start RECORDS FOR THIS TASK
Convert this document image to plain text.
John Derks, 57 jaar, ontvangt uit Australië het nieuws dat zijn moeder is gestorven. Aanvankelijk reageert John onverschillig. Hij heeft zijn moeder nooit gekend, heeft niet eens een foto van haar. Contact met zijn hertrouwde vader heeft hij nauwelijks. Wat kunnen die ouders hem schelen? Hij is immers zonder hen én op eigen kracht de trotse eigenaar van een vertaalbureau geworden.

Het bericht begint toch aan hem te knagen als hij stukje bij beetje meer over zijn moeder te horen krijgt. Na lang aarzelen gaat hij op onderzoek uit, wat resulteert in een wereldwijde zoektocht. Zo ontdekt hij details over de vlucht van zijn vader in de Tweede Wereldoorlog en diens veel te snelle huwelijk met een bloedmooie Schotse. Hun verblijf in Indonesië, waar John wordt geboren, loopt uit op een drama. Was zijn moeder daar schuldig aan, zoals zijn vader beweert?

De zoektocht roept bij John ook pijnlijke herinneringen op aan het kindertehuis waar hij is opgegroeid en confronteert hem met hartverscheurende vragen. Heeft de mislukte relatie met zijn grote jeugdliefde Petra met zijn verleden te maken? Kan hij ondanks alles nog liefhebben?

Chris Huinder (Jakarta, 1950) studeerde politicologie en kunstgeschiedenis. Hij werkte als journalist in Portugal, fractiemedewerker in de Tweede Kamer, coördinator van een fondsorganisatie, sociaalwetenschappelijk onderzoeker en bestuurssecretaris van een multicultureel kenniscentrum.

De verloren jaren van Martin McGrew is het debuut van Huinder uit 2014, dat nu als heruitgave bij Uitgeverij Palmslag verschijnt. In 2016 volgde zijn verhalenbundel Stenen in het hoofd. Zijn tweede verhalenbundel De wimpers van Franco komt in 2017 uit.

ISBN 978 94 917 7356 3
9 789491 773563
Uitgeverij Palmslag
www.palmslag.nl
end RECORDS FOR THIS TASK
GOAL –
Quote the entire listing above exactly.

RESPONSE BELOW –
Convert this document image to plain text.
John Derks, 57 jaar, ontvangt uit Australië het nieuws dat zijn moeder is gestorven. Aanvankelijk reageert John onverschillig. Hij heeft zijn moeder nooit gekend, heeft niet eens een foto van haar. Contact met zijn hertrouwde vader heeft hij nauwelijks. Wat kunnen die ouders hem schelen? Hij is immers zonder hen én op eigen kracht de trotse eigenaar van een vertaalbureau geworden.

Het bericht begint toch aan hem te knagen als hij stukje bij beetje meer over zijn moeder te horen krijgt. Na lang aarzelen gaat hij op onderzoek uit, wat resulteert in een wereldwijde zoektocht. Zo ontdekt hij details over de vlucht van zijn vader in de Tweede Wereldoorlog en diens veel te snelle huwelijk met een bloedmooie Schotse. Hun verblijf in Indonesië, waar John wordt geboren, loopt uit op een drama. Was zijn moeder daar schuldig aan, zoals zijn vader beweert?

De zoektocht roept bij John ook pijnlijke herinneringen op aan het kindertehuis waar hij is opgegroeid en confronteert hem met hartverscheurende vragen. Heeft de mislukte relatie met zijn grote jeugdliefde Petra met zijn verleden te maken? Kan hij ondanks alles nog liefhebben?

Chris Huinder (Jakarta, 1950) studeerde politicologie en kunstgeschiedenis. Hij werkte als journalist in Portugal, fractiemedewerker in de Tweede Kamer, coördinator van een fondsorganisatie, sociaalwetenschappelijk onderzoeker en bestuurssecretaris van een multicultureel kenniscentrum.

De verloren jaren van Martin McGrew is het debuut van Huinder uit 2014, dat nu als heruitgave bij Uitgeverij Palmslag verschijnt. In 2016 volgde zijn verhalenbundel Stenen in het hoofd. Zijn tweede verhalenbundel De wimpers van Franco komt in 2017 uit.

ISBN 978 94 917 7356 3
9 789491 773563
Uitgeverij Palmslag
www.palmslag.nl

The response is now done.